EXERCISE DESCRIPTION:
Find every line in the records that holds the string "членов". Copy each one.

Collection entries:
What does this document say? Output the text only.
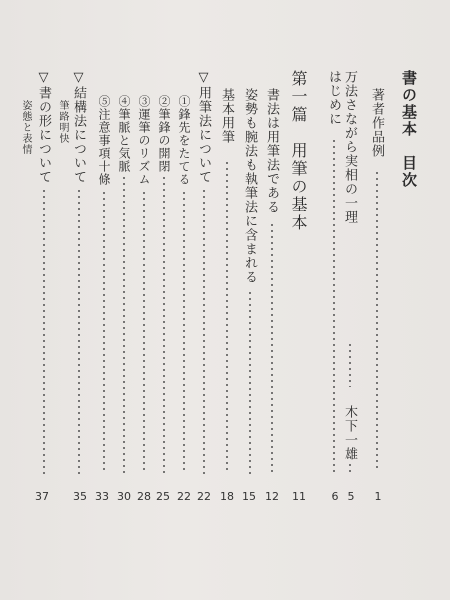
書の基本　目次
著者作品例
1
万法さながら実相の一理
木下一雄
5
はじめに
6
第一篇　用筆の基本
11
書法は用筆法である
12
姿勢も腕法も執筆法に含まれる
15
基本用筆
18
▽用筆法について
22
①鋒先をたてる
22
②筆鋒の開閉
25
③運筆のリズム
28
④筆脈と気脈
30
⑤注意事項十條
33
▽結構法について
35
筆路明快
▽書の形について
37
姿態と表情
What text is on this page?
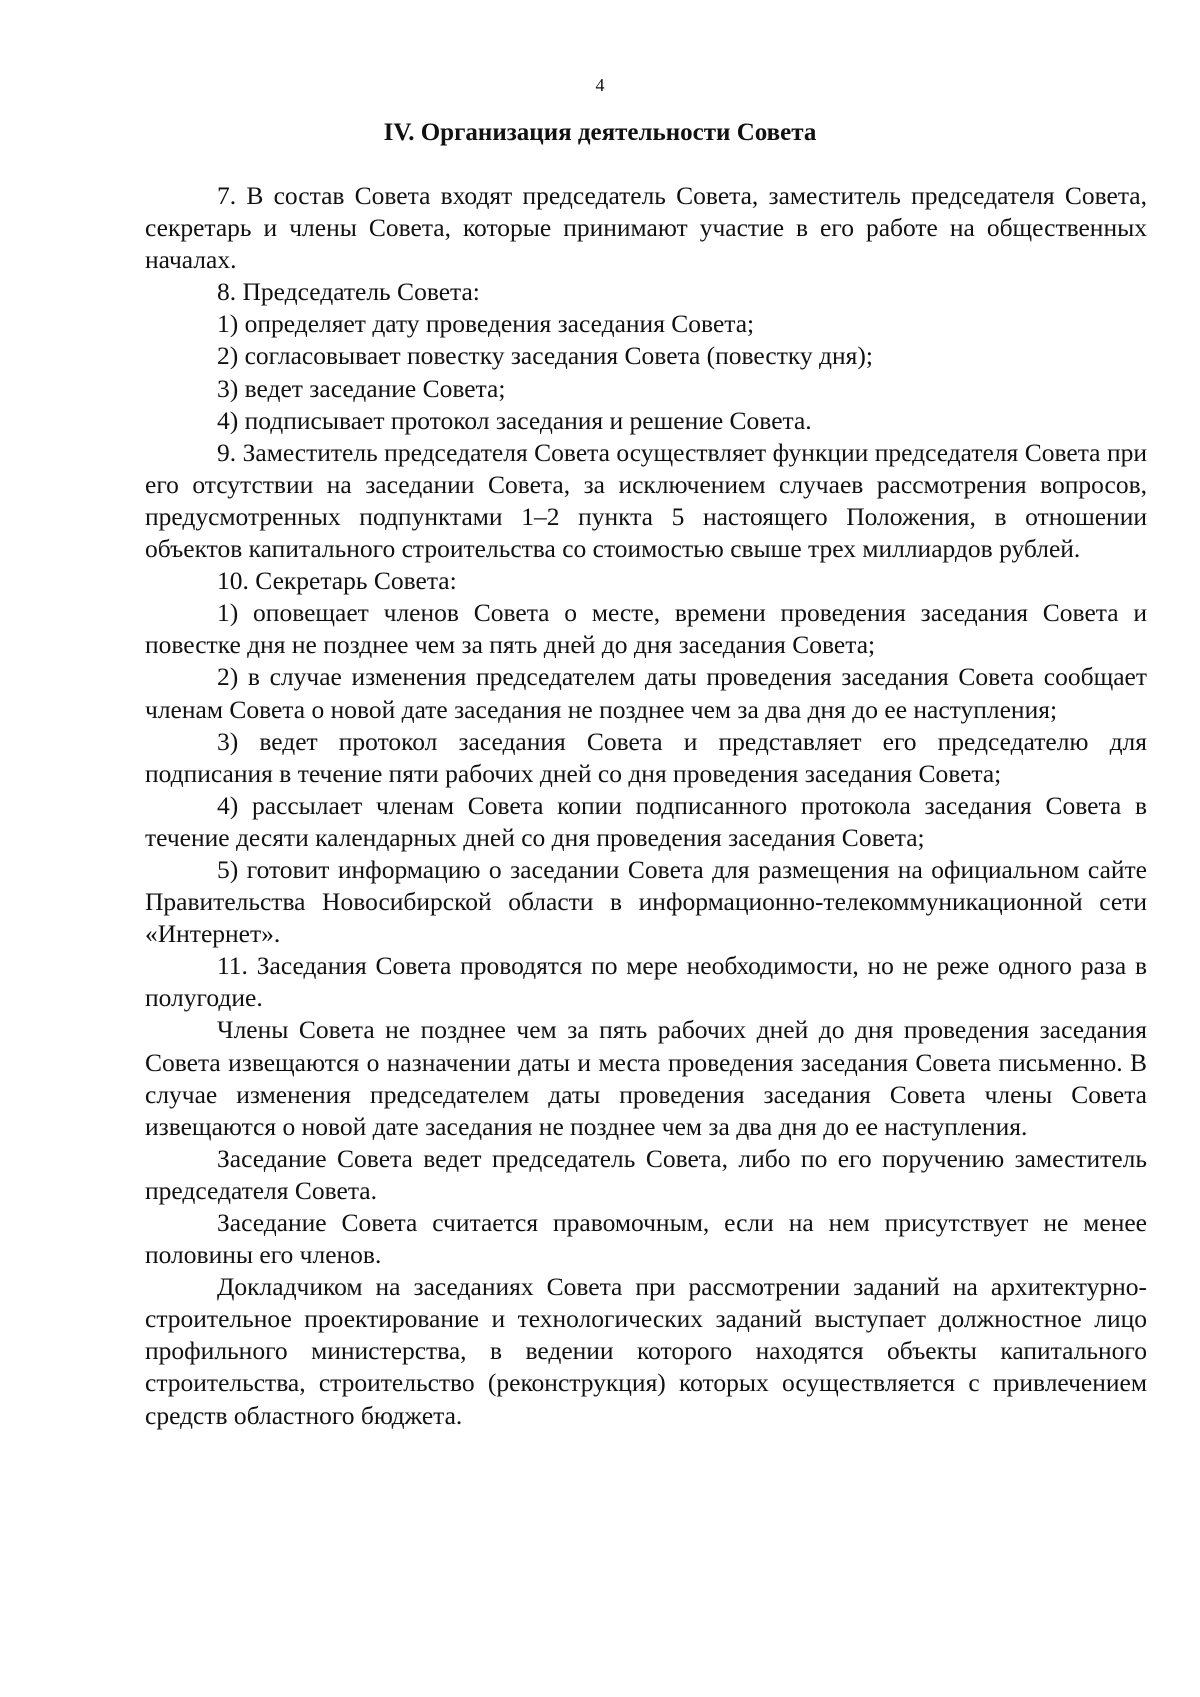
4
IV. Организация деятельности Совета

7. В состав Совета входят председатель Совета, заместитель председателя Совета, секретарь и члены Совета, которые принимают участие в его работе на общественных началах.

8. Председатель Совета:

1) определяет дату проведения заседания Совета;

2) согласовывает повестку заседания Совета (повестку дня);

3) ведет заседание Совета;

4) подписывает протокол заседания и решение Совета.

9. Заместитель председателя Совета осуществляет функции председателя Совета при его отсутствии на заседании Совета, за исключением случаев рассмотрения вопросов, предусмотренных подпунктами 1–2 пункта 5 настоящего Положения, в отношении объектов капитального строительства со стоимостью свыше трех миллиардов рублей.

10. Секретарь Совета:

1) оповещает членов Совета о месте, времени проведения заседания Совета и повестке дня не позднее чем за пять дней до дня заседания Совета;

2) в случае изменения председателем даты проведения заседания Совета сообщает членам Совета о новой дате заседания не позднее чем за два дня до ее наступления;

3) ведет протокол заседания Совета и представляет его председателю для подписания в течение пяти рабочих дней со дня проведения заседания Совета;

4) рассылает членам Совета копии подписанного протокола заседания Совета в течение десяти календарных дней со дня проведения заседания Совета;

5) готовит информацию о заседании Совета для размещения на официальном сайте Правительства Новосибирской области в информационно-телекоммуникационной сети «Интернет».

11. Заседания Совета проводятся по мере необходимости, но не реже одного раза в полугодие.

Члены Совета не позднее чем за пять рабочих дней до дня проведения заседания Совета извещаются о назначении даты и места проведения заседания Совета письменно. В случае изменения председателем даты проведения заседания Совета члены Совета извещаются о новой дате заседания не позднее чем за два дня до ее наступления.

Заседание Совета ведет председатель Совета, либо по его поручению заместитель председателя Совета.

Заседание Совета считается правомочным, если на нем присутствует не менее половины его членов.

Докладчиком на заседаниях Совета при рассмотрении заданий на архитектурно-строительное проектирование и технологических заданий выступает должностное лицо профильного министерства, в ведении которого находятся объекты капитального строительства, строительство (реконструкция) которых осуществляется с привлечением средств областного бюджета.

ANSWER FOR THIS EXERCISE:
1) оповещает членов Совета о месте, времени проведения заседания Совета и повестке дня не позднее чем за пять дней до дня заседания Совета;
Заседание Совета считается правомочным, если на нем присутствует не менее половины его членов.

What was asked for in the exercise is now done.